What to produce.
The required output consists solely of the lines from the line containing "Convert this document image to plain text." through the end of the records, copied exactly.

A run of records.
"""

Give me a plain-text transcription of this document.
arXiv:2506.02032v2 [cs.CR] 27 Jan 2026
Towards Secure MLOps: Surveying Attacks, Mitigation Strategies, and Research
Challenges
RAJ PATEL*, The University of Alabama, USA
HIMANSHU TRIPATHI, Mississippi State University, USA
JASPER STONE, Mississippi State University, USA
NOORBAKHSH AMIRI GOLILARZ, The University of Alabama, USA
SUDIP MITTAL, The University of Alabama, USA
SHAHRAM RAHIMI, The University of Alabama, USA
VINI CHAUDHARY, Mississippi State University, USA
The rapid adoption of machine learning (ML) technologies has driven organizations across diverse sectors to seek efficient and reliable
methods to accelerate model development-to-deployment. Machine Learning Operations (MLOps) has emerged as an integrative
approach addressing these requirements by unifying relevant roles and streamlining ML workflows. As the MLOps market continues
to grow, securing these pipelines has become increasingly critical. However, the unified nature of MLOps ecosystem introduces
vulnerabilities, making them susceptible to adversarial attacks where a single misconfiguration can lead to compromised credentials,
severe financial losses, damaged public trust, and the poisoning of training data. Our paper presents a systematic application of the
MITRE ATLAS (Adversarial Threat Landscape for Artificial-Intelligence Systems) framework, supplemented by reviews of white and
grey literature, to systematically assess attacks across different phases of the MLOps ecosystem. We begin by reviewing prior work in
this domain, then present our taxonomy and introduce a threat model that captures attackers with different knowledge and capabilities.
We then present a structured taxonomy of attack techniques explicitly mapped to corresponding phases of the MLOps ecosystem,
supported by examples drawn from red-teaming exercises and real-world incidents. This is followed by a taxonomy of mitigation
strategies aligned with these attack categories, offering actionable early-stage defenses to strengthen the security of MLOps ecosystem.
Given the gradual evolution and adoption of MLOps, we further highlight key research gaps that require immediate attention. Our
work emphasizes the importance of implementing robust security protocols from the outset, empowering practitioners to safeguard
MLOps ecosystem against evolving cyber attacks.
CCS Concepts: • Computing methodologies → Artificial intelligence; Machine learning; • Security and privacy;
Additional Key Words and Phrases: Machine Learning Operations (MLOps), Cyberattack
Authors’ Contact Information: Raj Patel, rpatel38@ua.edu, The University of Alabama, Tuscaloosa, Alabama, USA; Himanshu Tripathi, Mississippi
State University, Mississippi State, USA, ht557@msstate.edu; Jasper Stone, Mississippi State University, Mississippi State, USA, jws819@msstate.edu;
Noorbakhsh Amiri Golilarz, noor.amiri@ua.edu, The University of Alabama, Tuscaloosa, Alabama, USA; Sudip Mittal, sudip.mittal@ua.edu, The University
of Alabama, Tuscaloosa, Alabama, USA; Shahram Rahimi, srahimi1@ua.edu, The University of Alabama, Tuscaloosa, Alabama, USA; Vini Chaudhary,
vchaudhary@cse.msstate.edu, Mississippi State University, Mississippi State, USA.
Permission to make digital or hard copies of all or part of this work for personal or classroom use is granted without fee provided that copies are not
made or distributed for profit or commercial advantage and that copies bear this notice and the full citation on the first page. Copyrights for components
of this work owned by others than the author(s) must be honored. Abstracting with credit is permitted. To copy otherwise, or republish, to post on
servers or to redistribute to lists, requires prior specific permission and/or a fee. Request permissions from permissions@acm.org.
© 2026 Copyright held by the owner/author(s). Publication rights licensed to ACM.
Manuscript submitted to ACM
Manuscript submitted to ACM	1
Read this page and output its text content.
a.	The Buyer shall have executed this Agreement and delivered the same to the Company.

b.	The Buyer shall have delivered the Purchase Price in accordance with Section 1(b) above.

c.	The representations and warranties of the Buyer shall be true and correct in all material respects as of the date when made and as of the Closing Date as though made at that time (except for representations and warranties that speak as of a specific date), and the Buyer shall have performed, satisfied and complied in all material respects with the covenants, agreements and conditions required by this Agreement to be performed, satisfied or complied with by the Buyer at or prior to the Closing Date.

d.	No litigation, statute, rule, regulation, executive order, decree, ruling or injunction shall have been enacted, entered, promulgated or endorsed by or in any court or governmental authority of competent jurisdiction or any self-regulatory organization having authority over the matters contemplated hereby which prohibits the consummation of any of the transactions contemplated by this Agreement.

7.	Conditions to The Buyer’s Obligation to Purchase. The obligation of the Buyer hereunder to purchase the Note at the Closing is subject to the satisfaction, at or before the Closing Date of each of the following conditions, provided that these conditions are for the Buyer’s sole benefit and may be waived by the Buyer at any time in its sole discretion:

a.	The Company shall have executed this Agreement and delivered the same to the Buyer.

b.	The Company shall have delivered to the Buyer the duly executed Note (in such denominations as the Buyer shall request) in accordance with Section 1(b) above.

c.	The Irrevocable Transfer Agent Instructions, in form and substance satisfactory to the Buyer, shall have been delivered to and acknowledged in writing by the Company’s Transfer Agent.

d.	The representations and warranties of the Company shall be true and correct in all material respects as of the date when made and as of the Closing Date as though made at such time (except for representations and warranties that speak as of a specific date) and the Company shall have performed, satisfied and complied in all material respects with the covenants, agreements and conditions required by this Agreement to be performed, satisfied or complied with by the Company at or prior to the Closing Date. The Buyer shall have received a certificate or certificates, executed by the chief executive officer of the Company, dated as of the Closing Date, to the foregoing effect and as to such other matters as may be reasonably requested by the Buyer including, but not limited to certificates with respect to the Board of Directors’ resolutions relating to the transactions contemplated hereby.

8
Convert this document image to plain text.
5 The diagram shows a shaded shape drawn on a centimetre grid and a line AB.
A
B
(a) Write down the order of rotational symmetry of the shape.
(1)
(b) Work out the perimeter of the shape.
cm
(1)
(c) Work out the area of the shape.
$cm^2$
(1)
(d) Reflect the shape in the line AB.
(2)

"""

Result of the task.
Convert this document image to plain text.
5 The diagram shows a shaded shape drawn on a centimetre grid and a line AB.
A
B
(a) Write down the order of rotational symmetry of the shape.
(1)
(b) Work out the perimeter of the shape.
cm
(1)
(c) Work out the area of the shape.
$cm^2$
(1)
(d) Reflect the shape in the line AB.
(2)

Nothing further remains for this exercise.